TASK STATEMENT: Make an exact copy of all the entries, with the pictures left out.

[Stored items]
--- Start ---

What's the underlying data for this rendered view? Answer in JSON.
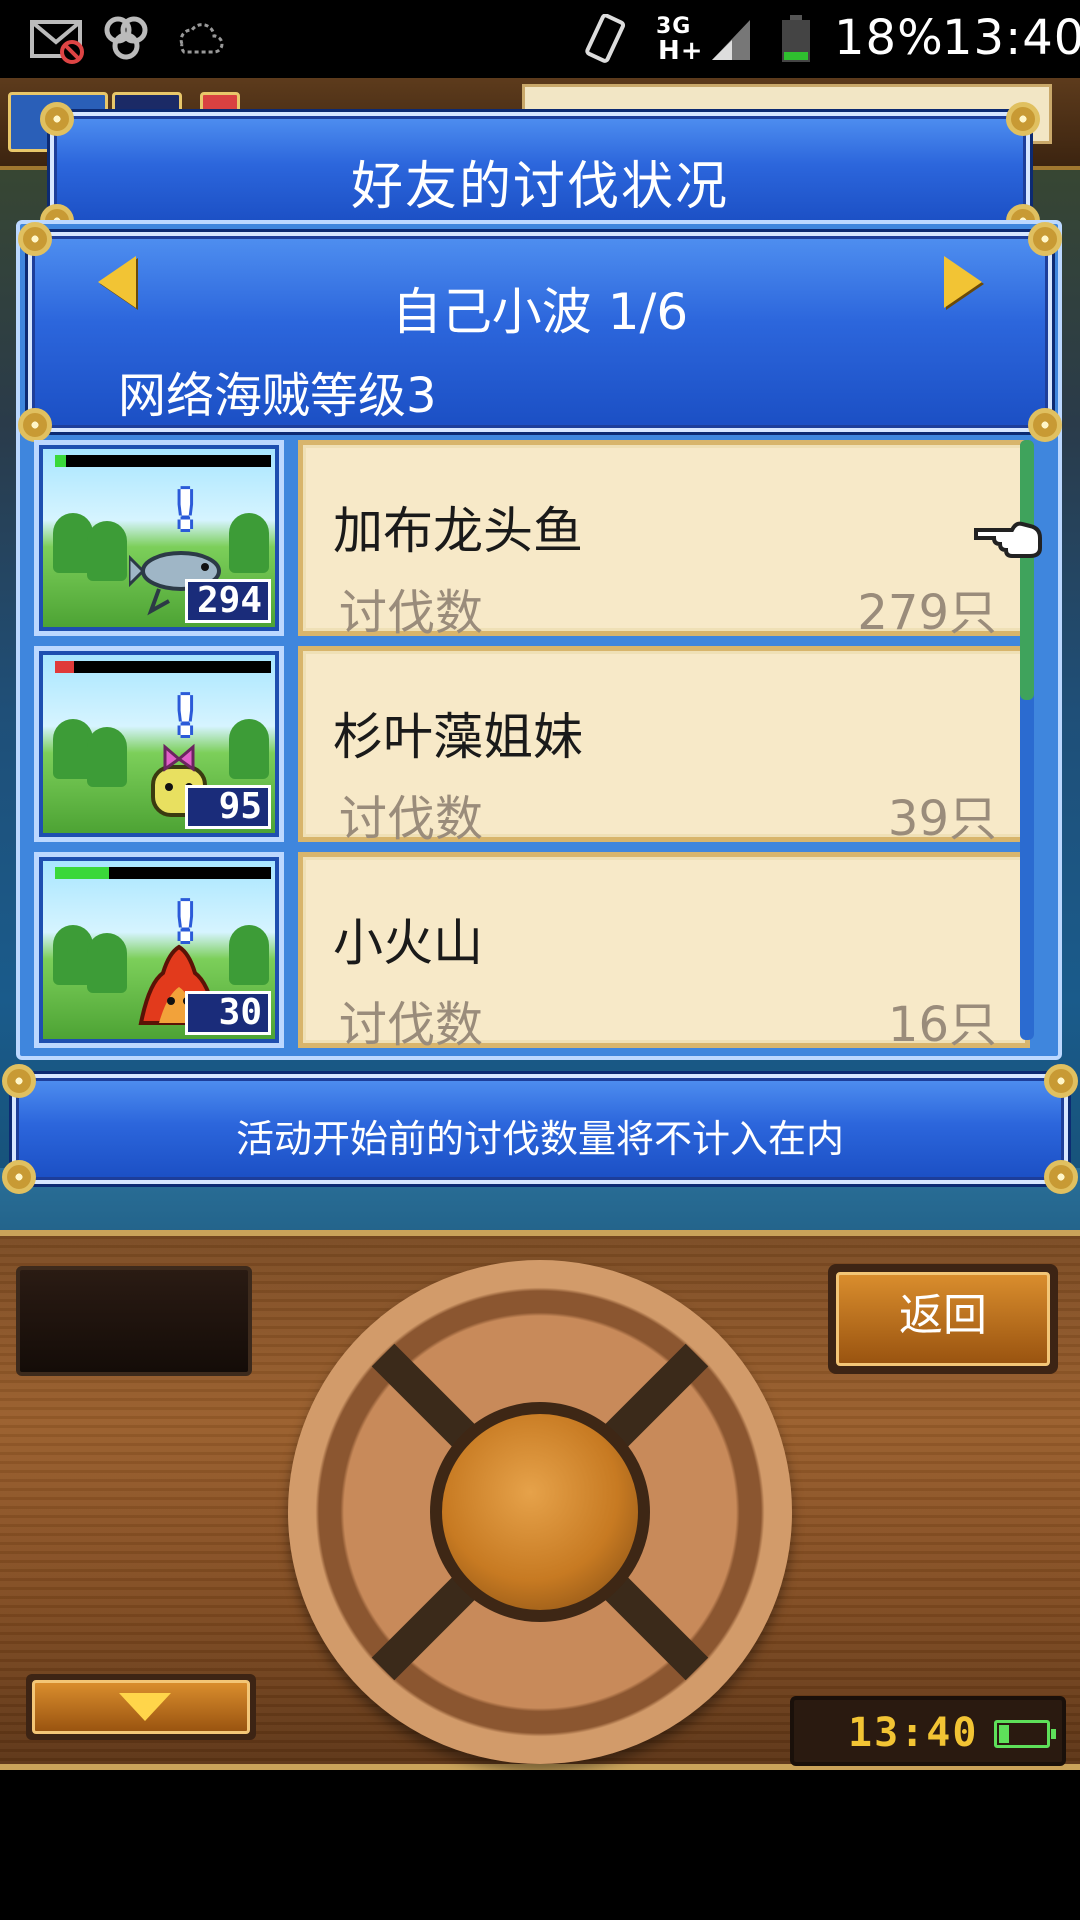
{
  "status_bar": {
    "battery_percent": "18%",
    "time": "13:40",
    "network": "3G",
    "network_sub": "H+",
    "icons": [
      "mail-muted-icon",
      "app-icon",
      "weather-icon",
      "vibrate-icon",
      "signal-icon",
      "battery-icon"
    ]
  },
  "dialog": {
    "title": "好友的讨伐状况",
    "player": {
      "name": "自己小波 1/6",
      "level_text": "网络海贼等级3"
    },
    "stat_label": "讨伐数",
    "monsters": [
      {
        "name": "加布龙头鱼",
        "count_text": "279只",
        "badge": "294",
        "hp_fraction": 0.05,
        "hp_color": "#3ad83a"
      },
      {
        "name": "杉叶藻姐妹",
        "count_text": "39只",
        "badge": "95",
        "hp_fraction": 0.09,
        "hp_color": "#e03a3a"
      },
      {
        "name": "小火山",
        "count_text": "16只",
        "badge": "30",
        "hp_fraction": 0.25,
        "hp_color": "#3ad83a"
      }
    ],
    "notice": "活动开始前的讨伐数量将不计入在内"
  },
  "controls": {
    "back_label": "返回",
    "clock": "13:40"
  },
  "colors": {
    "panel_blue": "#2c66dc",
    "card_bg": "#f7e9c8",
    "gold": "#f2c434",
    "wood": "#9a5e2b"
  }
}
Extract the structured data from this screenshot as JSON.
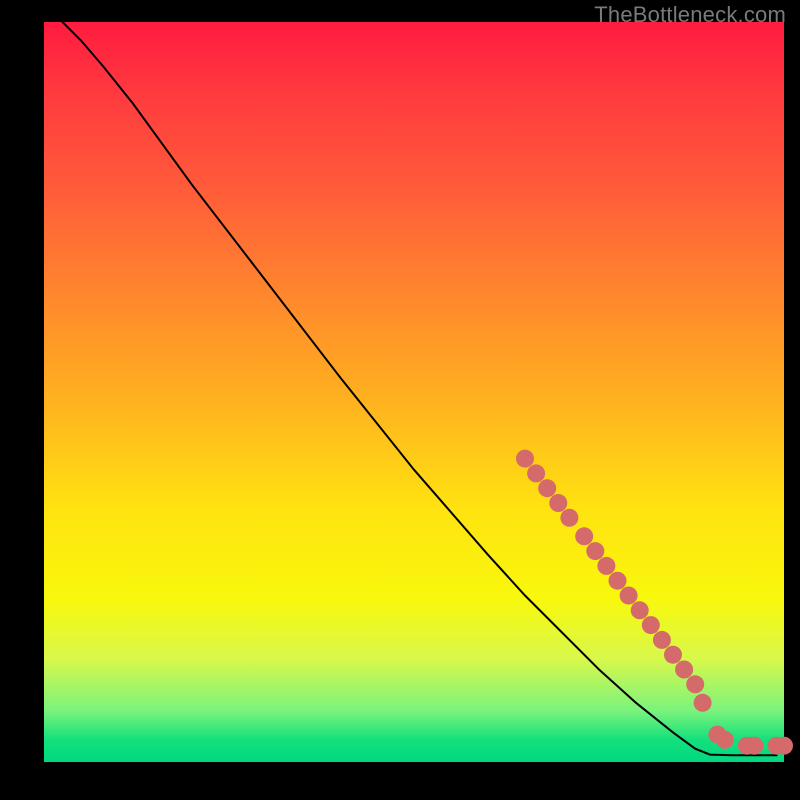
{
  "watermark": "TheBottleneck.com",
  "chart_data": {
    "type": "line",
    "title": "",
    "xlabel": "",
    "ylabel": "",
    "xlim": [
      0,
      100
    ],
    "ylim": [
      0,
      100
    ],
    "grid": false,
    "legend": false,
    "plot_background": "rainbow-vertical-gradient",
    "colors": {
      "line": "#000000",
      "marker_fill": "#d46a6a",
      "marker_stroke": "#c05555"
    },
    "curve": [
      {
        "x": 2.5,
        "y": 100.0
      },
      {
        "x": 5.0,
        "y": 97.5
      },
      {
        "x": 8.0,
        "y": 94.0
      },
      {
        "x": 12.0,
        "y": 89.0
      },
      {
        "x": 20.0,
        "y": 78.0
      },
      {
        "x": 30.0,
        "y": 65.0
      },
      {
        "x": 40.0,
        "y": 52.0
      },
      {
        "x": 50.0,
        "y": 39.5
      },
      {
        "x": 60.0,
        "y": 28.0
      },
      {
        "x": 65.0,
        "y": 22.5
      },
      {
        "x": 70.0,
        "y": 17.5
      },
      {
        "x": 75.0,
        "y": 12.5
      },
      {
        "x": 80.0,
        "y": 8.0
      },
      {
        "x": 85.0,
        "y": 4.0
      },
      {
        "x": 88.0,
        "y": 1.8
      },
      {
        "x": 90.0,
        "y": 1.0
      },
      {
        "x": 93.0,
        "y": 0.9
      },
      {
        "x": 96.0,
        "y": 0.9
      },
      {
        "x": 99.0,
        "y": 0.9
      }
    ],
    "markers": [
      {
        "x": 65.0,
        "y": 41.0
      },
      {
        "x": 66.5,
        "y": 39.0
      },
      {
        "x": 68.0,
        "y": 37.0
      },
      {
        "x": 69.5,
        "y": 35.0
      },
      {
        "x": 71.0,
        "y": 33.0
      },
      {
        "x": 73.0,
        "y": 30.5
      },
      {
        "x": 74.5,
        "y": 28.5
      },
      {
        "x": 76.0,
        "y": 26.5
      },
      {
        "x": 77.5,
        "y": 24.5
      },
      {
        "x": 79.0,
        "y": 22.5
      },
      {
        "x": 80.5,
        "y": 20.5
      },
      {
        "x": 82.0,
        "y": 18.5
      },
      {
        "x": 83.5,
        "y": 16.5
      },
      {
        "x": 85.0,
        "y": 14.5
      },
      {
        "x": 86.5,
        "y": 12.5
      },
      {
        "x": 88.0,
        "y": 10.5
      },
      {
        "x": 89.0,
        "y": 8.0
      },
      {
        "x": 91.0,
        "y": 3.7
      },
      {
        "x": 92.0,
        "y": 3.0
      },
      {
        "x": 95.0,
        "y": 2.2
      },
      {
        "x": 96.0,
        "y": 2.2
      },
      {
        "x": 99.0,
        "y": 2.2
      },
      {
        "x": 100.0,
        "y": 2.2
      }
    ]
  }
}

--- End ---

SOLUTION TO THIS EXERCISE:
What's the underlying data for this rendered view? Answer in JSON.
{
  "status_bar": {
    "battery_percent": "18%",
    "time": "13:40",
    "network": "3G",
    "network_sub": "H+",
    "icons": [
      "mail-muted-icon",
      "app-icon",
      "weather-icon",
      "vibrate-icon",
      "signal-icon",
      "battery-icon"
    ]
  },
  "dialog": {
    "title": "好友的讨伐状况",
    "player": {
      "name": "自己小波 1/6",
      "level_text": "网络海贼等级3"
    },
    "stat_label": "讨伐数",
    "monsters": [
      {
        "name": "加布龙头鱼",
        "count_text": "279只",
        "badge": "294",
        "hp_fraction": 0.05,
        "hp_color": "#3ad83a"
      },
      {
        "name": "杉叶藻姐妹",
        "count_text": "39只",
        "badge": "95",
        "hp_fraction": 0.09,
        "hp_color": "#e03a3a"
      },
      {
        "name": "小火山",
        "count_text": "16只",
        "badge": "30",
        "hp_fraction": 0.25,
        "hp_color": "#3ad83a"
      }
    ],
    "notice": "活动开始前的讨伐数量将不计入在内"
  },
  "controls": {
    "back_label": "返回",
    "clock": "13:40"
  },
  "colors": {
    "panel_blue": "#2c66dc",
    "card_bg": "#f7e9c8",
    "gold": "#f2c434",
    "wood": "#9a5e2b"
  }
}
Extract the structured data from this screenshot as JSON.
{
  "watermark": "TheBottleneck.com",
  "chart_data": {
    "type": "line",
    "title": "",
    "xlabel": "",
    "ylabel": "",
    "xlim": [
      0,
      100
    ],
    "ylim": [
      0,
      100
    ],
    "grid": false,
    "legend": false,
    "plot_background": "rainbow-vertical-gradient",
    "colors": {
      "line": "#000000",
      "marker_fill": "#d46a6a",
      "marker_stroke": "#c05555"
    },
    "curve": [
      {
        "x": 2.5,
        "y": 100.0
      },
      {
        "x": 5.0,
        "y": 97.5
      },
      {
        "x": 8.0,
        "y": 94.0
      },
      {
        "x": 12.0,
        "y": 89.0
      },
      {
        "x": 20.0,
        "y": 78.0
      },
      {
        "x": 30.0,
        "y": 65.0
      },
      {
        "x": 40.0,
        "y": 52.0
      },
      {
        "x": 50.0,
        "y": 39.5
      },
      {
        "x": 60.0,
        "y": 28.0
      },
      {
        "x": 65.0,
        "y": 22.5
      },
      {
        "x": 70.0,
        "y": 17.5
      },
      {
        "x": 75.0,
        "y": 12.5
      },
      {
        "x": 80.0,
        "y": 8.0
      },
      {
        "x": 85.0,
        "y": 4.0
      },
      {
        "x": 88.0,
        "y": 1.8
      },
      {
        "x": 90.0,
        "y": 1.0
      },
      {
        "x": 93.0,
        "y": 0.9
      },
      {
        "x": 96.0,
        "y": 0.9
      },
      {
        "x": 99.0,
        "y": 0.9
      }
    ],
    "markers": [
      {
        "x": 65.0,
        "y": 41.0
      },
      {
        "x": 66.5,
        "y": 39.0
      },
      {
        "x": 68.0,
        "y": 37.0
      },
      {
        "x": 69.5,
        "y": 35.0
      },
      {
        "x": 71.0,
        "y": 33.0
      },
      {
        "x": 73.0,
        "y": 30.5
      },
      {
        "x": 74.5,
        "y": 28.5
      },
      {
        "x": 76.0,
        "y": 26.5
      },
      {
        "x": 77.5,
        "y": 24.5
      },
      {
        "x": 79.0,
        "y": 22.5
      },
      {
        "x": 80.5,
        "y": 20.5
      },
      {
        "x": 82.0,
        "y": 18.5
      },
      {
        "x": 83.5,
        "y": 16.5
      },
      {
        "x": 85.0,
        "y": 14.5
      },
      {
        "x": 86.5,
        "y": 12.5
      },
      {
        "x": 88.0,
        "y": 10.5
      },
      {
        "x": 89.0,
        "y": 8.0
      },
      {
        "x": 91.0,
        "y": 3.7
      },
      {
        "x": 92.0,
        "y": 3.0
      },
      {
        "x": 95.0,
        "y": 2.2
      },
      {
        "x": 96.0,
        "y": 2.2
      },
      {
        "x": 99.0,
        "y": 2.2
      },
      {
        "x": 100.0,
        "y": 2.2
      }
    ]
  }
}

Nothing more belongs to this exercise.